» **TO DO**
Only the lines from the one containing "Extract all readable text from this page." through the end of the data below should be copied, each exactly as written and with both ends kept.

[start DATA IN THIS EXERCISE]

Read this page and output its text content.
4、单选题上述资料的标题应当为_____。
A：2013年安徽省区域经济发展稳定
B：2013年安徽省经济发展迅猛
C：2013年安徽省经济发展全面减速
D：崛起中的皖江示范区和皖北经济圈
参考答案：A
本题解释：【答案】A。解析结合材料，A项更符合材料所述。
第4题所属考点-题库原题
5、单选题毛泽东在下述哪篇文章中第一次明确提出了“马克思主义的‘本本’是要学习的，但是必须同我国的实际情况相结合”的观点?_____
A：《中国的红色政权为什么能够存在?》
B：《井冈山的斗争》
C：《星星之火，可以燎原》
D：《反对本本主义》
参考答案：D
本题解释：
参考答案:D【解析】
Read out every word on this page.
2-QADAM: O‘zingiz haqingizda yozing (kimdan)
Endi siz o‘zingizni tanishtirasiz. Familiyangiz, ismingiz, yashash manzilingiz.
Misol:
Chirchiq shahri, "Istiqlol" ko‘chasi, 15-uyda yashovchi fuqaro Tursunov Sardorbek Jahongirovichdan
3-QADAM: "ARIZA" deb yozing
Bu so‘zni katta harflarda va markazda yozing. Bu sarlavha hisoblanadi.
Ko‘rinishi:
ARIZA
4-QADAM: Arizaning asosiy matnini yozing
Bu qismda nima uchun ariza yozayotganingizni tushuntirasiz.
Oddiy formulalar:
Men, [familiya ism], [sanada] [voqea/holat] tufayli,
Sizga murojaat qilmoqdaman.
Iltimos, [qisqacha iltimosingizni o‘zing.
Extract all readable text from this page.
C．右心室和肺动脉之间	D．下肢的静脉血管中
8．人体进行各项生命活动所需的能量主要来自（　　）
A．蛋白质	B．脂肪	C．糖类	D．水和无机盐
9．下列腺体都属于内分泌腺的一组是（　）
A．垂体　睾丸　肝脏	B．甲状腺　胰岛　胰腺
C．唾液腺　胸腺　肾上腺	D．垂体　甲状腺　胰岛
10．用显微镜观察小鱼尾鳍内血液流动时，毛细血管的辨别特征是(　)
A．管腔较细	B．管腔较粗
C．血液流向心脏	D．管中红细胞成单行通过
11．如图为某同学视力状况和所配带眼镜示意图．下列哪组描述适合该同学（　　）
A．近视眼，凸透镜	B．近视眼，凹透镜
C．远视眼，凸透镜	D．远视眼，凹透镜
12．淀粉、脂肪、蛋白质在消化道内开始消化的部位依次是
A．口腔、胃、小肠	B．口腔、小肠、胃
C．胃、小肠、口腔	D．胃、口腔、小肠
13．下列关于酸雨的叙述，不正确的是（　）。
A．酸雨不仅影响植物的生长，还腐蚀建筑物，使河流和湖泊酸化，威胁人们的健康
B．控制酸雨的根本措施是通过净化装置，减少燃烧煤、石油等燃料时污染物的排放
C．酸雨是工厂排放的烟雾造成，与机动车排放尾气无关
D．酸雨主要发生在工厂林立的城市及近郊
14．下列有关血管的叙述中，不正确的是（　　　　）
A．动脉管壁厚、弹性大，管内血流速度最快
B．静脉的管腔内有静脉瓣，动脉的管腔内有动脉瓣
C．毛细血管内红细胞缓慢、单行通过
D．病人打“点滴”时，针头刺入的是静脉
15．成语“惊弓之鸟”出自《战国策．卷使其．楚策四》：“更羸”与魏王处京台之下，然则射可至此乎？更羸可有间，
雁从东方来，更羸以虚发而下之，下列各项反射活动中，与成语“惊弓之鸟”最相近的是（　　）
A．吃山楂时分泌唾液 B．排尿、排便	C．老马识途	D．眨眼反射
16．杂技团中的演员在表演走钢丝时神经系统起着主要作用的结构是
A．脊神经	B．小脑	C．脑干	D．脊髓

[end DATA IN THIS EXERCISE]

» **TASK ANSWER**
Extract all readable text from this page.
C．右心室和肺动脉之间	D．下肢的静脉血管中
8．人体进行各项生命活动所需的能量主要来自（　　）
A．蛋白质	B．脂肪	C．糖类	D．水和无机盐
9．下列腺体都属于内分泌腺的一组是（　）
A．垂体　睾丸　肝脏	B．甲状腺　胰岛　胰腺
C．唾液腺　胸腺　肾上腺	D．垂体　甲状腺　胰岛
10．用显微镜观察小鱼尾鳍内血液流动时，毛细血管的辨别特征是(　)
A．管腔较细	B．管腔较粗
C．血液流向心脏	D．管中红细胞成单行通过
11．如图为某同学视力状况和所配带眼镜示意图．下列哪组描述适合该同学（　　）
A．近视眼，凸透镜	B．近视眼，凹透镜
C．远视眼，凸透镜	D．远视眼，凹透镜
12．淀粉、脂肪、蛋白质在消化道内开始消化的部位依次是
A．口腔、胃、小肠	B．口腔、小肠、胃
C．胃、小肠、口腔	D．胃、口腔、小肠
13．下列关于酸雨的叙述，不正确的是（　）。
A．酸雨不仅影响植物的生长，还腐蚀建筑物，使河流和湖泊酸化，威胁人们的健康
B．控制酸雨的根本措施是通过净化装置，减少燃烧煤、石油等燃料时污染物的排放
C．酸雨是工厂排放的烟雾造成，与机动车排放尾气无关
D．酸雨主要发生在工厂林立的城市及近郊
14．下列有关血管的叙述中，不正确的是（　　　　）
A．动脉管壁厚、弹性大，管内血流速度最快
B．静脉的管腔内有静脉瓣，动脉的管腔内有动脉瓣
C．毛细血管内红细胞缓慢、单行通过
D．病人打“点滴”时，针头刺入的是静脉
15．成语“惊弓之鸟”出自《战国策．卷使其．楚策四》：“更羸”与魏王处京台之下，然则射可至此乎？更羸可有间，
雁从东方来，更羸以虚发而下之，下列各项反射活动中，与成语“惊弓之鸟”最相近的是（　　）
A．吃山楂时分泌唾液 B．排尿、排便	C．老马识途	D．眨眼反射
16．杂技团中的演员在表演走钢丝时神经系统起着主要作用的结构是
A．脊神经	B．小脑	C．脑干	D．脊髓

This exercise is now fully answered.